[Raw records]
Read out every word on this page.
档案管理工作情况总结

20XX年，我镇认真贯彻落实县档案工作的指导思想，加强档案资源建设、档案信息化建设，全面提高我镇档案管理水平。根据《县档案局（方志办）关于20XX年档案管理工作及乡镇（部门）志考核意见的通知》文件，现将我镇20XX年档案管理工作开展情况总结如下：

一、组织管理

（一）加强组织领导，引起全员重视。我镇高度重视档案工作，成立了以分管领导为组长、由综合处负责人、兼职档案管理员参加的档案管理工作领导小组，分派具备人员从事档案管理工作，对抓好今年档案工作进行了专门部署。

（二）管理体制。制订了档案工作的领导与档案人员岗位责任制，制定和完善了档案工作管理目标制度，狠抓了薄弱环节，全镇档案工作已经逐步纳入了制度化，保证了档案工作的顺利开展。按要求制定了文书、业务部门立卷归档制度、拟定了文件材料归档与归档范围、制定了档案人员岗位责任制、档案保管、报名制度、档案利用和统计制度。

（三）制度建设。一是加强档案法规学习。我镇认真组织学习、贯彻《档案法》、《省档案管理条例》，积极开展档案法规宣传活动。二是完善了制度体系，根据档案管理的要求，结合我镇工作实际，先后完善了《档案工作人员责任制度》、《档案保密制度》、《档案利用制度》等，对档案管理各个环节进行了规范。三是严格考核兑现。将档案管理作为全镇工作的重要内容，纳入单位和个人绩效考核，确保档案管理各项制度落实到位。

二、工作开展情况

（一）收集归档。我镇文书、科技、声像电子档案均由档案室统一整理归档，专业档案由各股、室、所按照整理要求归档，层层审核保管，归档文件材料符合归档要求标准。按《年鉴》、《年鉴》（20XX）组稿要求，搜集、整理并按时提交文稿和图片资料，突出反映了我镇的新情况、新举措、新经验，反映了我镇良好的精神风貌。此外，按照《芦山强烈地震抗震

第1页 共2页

---

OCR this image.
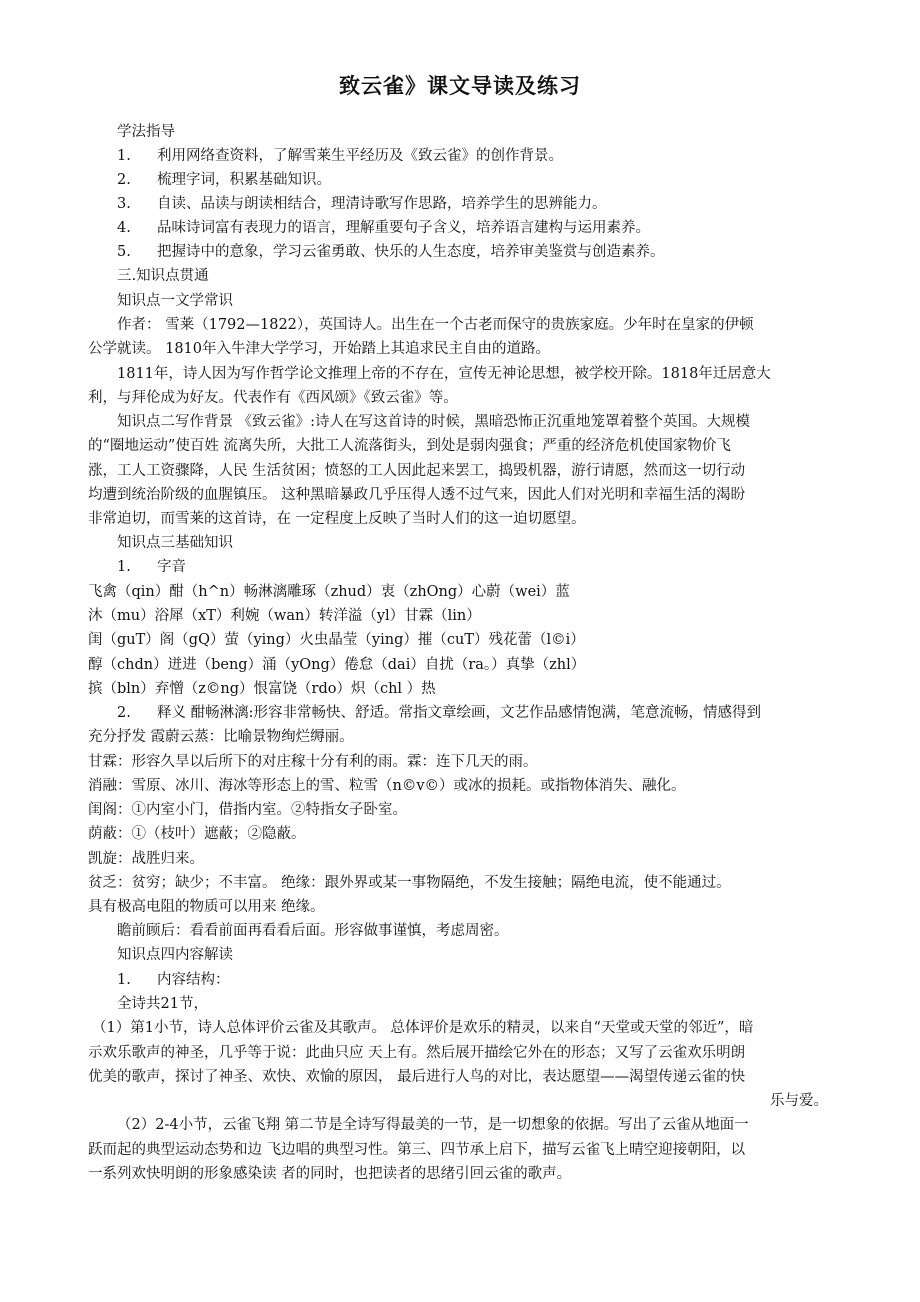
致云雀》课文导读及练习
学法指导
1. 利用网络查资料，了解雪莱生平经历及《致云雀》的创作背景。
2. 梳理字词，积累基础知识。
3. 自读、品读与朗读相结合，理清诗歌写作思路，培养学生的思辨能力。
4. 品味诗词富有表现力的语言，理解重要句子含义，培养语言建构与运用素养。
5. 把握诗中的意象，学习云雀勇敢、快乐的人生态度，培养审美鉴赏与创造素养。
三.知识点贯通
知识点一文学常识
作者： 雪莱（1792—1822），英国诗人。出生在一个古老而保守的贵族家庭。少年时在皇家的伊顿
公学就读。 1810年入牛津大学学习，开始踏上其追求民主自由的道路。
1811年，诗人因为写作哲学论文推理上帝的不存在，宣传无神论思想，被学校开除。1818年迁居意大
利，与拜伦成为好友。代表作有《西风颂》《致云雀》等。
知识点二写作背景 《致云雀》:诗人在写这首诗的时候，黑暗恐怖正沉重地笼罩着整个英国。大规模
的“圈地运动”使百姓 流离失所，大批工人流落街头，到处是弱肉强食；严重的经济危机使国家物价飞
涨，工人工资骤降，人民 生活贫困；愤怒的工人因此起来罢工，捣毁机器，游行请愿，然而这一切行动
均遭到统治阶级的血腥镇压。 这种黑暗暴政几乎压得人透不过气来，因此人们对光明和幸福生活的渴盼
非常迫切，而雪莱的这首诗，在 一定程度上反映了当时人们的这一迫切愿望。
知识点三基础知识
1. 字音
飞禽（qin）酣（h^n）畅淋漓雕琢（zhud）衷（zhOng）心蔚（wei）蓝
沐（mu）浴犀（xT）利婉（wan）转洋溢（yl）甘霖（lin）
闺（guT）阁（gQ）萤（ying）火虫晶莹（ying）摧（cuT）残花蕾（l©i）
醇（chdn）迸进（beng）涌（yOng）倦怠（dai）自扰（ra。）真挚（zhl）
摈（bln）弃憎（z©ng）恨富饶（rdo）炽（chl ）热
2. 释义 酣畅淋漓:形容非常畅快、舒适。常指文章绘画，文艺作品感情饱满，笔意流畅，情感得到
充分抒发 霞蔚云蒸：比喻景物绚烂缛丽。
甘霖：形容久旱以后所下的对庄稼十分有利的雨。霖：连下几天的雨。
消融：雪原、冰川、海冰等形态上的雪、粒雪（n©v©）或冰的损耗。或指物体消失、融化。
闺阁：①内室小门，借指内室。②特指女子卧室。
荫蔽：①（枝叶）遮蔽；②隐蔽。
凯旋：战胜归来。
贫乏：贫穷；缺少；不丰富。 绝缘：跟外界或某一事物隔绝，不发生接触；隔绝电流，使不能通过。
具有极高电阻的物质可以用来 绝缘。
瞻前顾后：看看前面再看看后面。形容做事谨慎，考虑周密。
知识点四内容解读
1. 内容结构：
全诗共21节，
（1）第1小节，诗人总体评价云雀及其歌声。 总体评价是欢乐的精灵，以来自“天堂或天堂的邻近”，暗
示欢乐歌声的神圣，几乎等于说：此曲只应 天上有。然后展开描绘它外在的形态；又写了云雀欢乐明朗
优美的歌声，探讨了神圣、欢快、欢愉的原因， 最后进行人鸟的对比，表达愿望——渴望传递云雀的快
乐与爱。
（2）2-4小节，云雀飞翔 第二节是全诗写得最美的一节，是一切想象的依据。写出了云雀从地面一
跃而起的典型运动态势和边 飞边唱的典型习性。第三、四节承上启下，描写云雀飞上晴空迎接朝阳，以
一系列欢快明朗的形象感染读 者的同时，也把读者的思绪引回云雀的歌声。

--

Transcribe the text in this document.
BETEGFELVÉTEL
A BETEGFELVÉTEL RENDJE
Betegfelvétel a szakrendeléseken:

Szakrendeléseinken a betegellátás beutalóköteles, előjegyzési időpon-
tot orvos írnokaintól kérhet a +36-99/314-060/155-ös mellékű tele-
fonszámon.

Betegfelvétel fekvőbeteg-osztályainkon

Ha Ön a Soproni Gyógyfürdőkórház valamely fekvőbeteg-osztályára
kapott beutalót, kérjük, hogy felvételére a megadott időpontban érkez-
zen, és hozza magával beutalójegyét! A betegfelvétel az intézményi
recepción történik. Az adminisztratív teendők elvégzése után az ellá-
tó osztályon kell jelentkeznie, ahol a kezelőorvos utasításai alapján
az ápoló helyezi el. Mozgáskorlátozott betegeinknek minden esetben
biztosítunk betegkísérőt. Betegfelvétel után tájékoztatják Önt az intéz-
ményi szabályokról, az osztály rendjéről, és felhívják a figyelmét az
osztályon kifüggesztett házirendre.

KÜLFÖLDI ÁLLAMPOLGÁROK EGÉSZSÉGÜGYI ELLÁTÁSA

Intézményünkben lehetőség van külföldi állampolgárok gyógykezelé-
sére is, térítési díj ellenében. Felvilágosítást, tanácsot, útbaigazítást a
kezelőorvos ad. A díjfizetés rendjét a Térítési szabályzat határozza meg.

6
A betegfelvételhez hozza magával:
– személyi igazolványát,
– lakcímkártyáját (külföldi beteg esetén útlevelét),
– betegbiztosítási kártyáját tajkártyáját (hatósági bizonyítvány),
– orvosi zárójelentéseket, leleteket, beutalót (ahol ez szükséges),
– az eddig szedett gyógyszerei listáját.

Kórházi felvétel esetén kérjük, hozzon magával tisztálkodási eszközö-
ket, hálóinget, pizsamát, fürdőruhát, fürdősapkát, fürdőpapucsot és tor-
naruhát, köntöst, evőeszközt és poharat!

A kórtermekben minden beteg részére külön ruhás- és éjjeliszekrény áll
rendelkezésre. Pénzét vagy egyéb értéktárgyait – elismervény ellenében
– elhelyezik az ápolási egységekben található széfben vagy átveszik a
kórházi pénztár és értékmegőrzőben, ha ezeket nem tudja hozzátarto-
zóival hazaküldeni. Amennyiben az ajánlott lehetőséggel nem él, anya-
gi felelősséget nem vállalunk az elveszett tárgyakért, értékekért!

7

[EXERCISE AIM]:
Look for the word "osztályon" and return every line where it occurs.

[OUTPUT FOR THIS TASK]:
tó osztályon kell jelentkeznie, ahol a kezelőorvos utasításai alapján
osztályon kifüggesztett házirendre.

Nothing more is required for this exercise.